───── Given records ─────

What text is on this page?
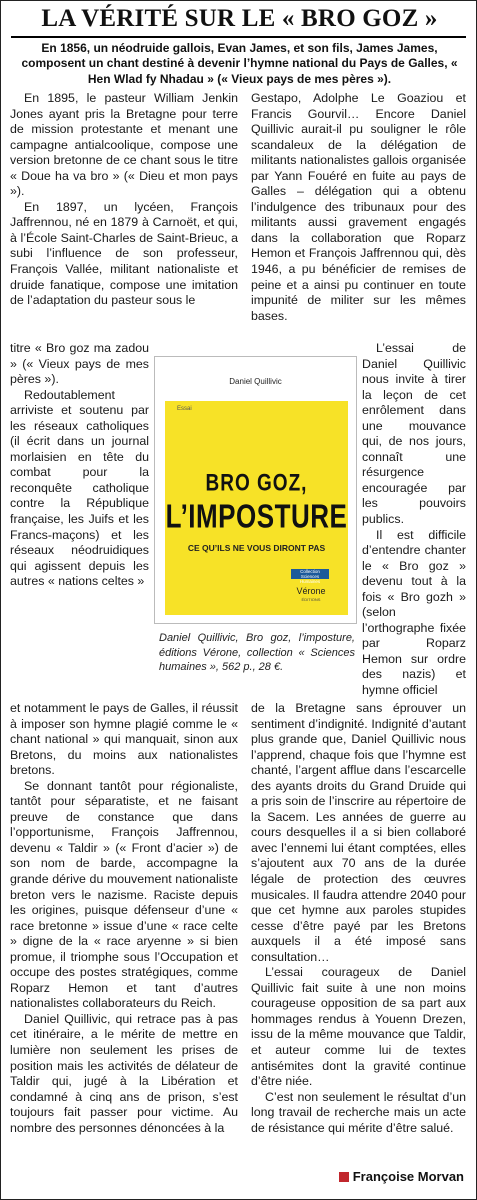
LA VÉRITÉ SUR LE « BRO GOZ »
En 1856, un néodruide gallois, Evan James, et son fils, James James, composent un chant destiné à devenir l’hymne national du Pays de Galles, « Hen Wlad fy Nhadau » (« Vieux pays de mes pères »).

En 1895, le pasteur William Jenkin Jones ayant pris la Bretagne pour terre de mission protestante et menant une campagne antialcoolique, compose une version bretonne de ce chant sous le titre « Doue ha va bro » (« Dieu et mon pays »).

En 1897, un lycéen, François Jaffrennou, né en 1879 à Carnoët, et qui, à l’École Saint-Charles de Saint-Brieuc, a subi l’influence de son professeur, François Vallée, militant nationaliste et druide fanatique, compose une imitation de l’adaptation du pasteur sous le

titre « Bro goz ma zadou » (« Vieux pays de mes pères »).

Redoutablement arriviste et soutenu par les réseaux catholiques (il écrit dans un journal morlaisien en tête du combat pour la reconquête catholique contre la République française, les Juifs et les Francs-maçons) et les réseaux néodruidiques qui agissent depuis les autres « nations celtes »

et notamment le pays de Galles, il réussit à imposer son hymne plagié comme le « chant national » qui manquait, sinon aux Bretons, du moins aux nationalistes bretons.

Se donnant tantôt pour régionaliste, tantôt pour séparatiste, et ne faisant preuve de constance que dans l’opportunisme, François Jaffrennou, devenu « Taldir » (« Front d’acier ») de son nom de barde, accompagne la grande dérive du mouvement nationaliste breton vers le nazisme. Raciste depuis les origines, puisque défenseur d’une « race bretonne » issue d’une « race celte » digne de la « race aryenne » si bien promue, il triomphe sous l’Occupation et occupe des postes stratégiques, comme Roparz Hemon et tant d’autres nationalistes collaborateurs du Reich.

Daniel Quillivic, qui retrace pas à pas cet itinéraire, a le mérite de mettre en lumière non seulement les prises de position mais les activités de délateur de Taldir qui, jugé à la Libération et condamné à cinq ans de prison, s’est toujours fait passer pour victime. Au nombre des personnes dénoncées à la

Gestapo, Adolphe Le Goaziou et Francis Gourvil… Encore Daniel Quillivic aurait-il pu souligner le rôle scandaleux de la délégation de militants nationalistes gallois organisée par Yann Fouéré en fuite au pays de Galles – délégation qui a obtenu l’indulgence des tribunaux pour des militants aussi gravement engagés dans la collaboration que Roparz Hemon et François Jaffrennou qui, dès 1946, a pu bénéficier de remises de peine et a ainsi pu continuer en toute impunité de militer sur les mêmes bases.

L’essai de Daniel Quillivic nous invite à tirer la leçon de cet enrôlement dans une mouvance qui, de nos jours, connaît une résurgence encouragée par les pouvoirs publics.

Il est difficile d’entendre chanter le « Bro goz » devenu tout à la fois « Bro gozh » (selon l’orthographe fixée par Roparz Hemon sur ordre des nazis) et hymne officiel

de la Bretagne sans éprouver un sentiment d’indignité. Indignité d’autant plus grande que, Daniel Quillivic nous l’apprend, chaque fois que l’hymne est chanté, l’argent afflue dans l’escarcelle des ayants droits du Grand Druide qui a pris soin de l’inscrire au répertoire de la Sacem. Les années de guerre au cours desquelles il a si bien collaboré avec l’ennemi lui étant comptées, elles s’ajoutent aux 70 ans de la durée légale de protection des œuvres musicales. Il faudra attendre 2040 pour que cet hymne aux paroles stupides cesse d’être payé par les Bretons auxquels il a été imposé sans consultation…

L’essai courageux de Daniel Quillivic fait suite à une non moins courageuse opposition de sa part aux hommages rendus à Youenn Drezen, issu de la même mouvance que Taldir, et auteur comme lui de textes antisémites dont la gravité continue d’être niée.

C’est non seulement le résultat d’un long travail de recherche mais un acte de résistance qui mérite d’être salué.

Daniel Quillivic
Essai
BRO GOZ,
L’IMPOSTURE
CE QU’ILS NE VOUS DIRONT PAS
Collection Sciences Humaines
Vérone
ÉDITIONS
Daniel Quillivic, Bro goz, l’imposture, éditions Vérone, collection « Sciences humaines », 562 p., 28 €.
Françoise Morvan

─────

Task directions:
Give only the number of lines that include the word "Sciences".

Written reply:
2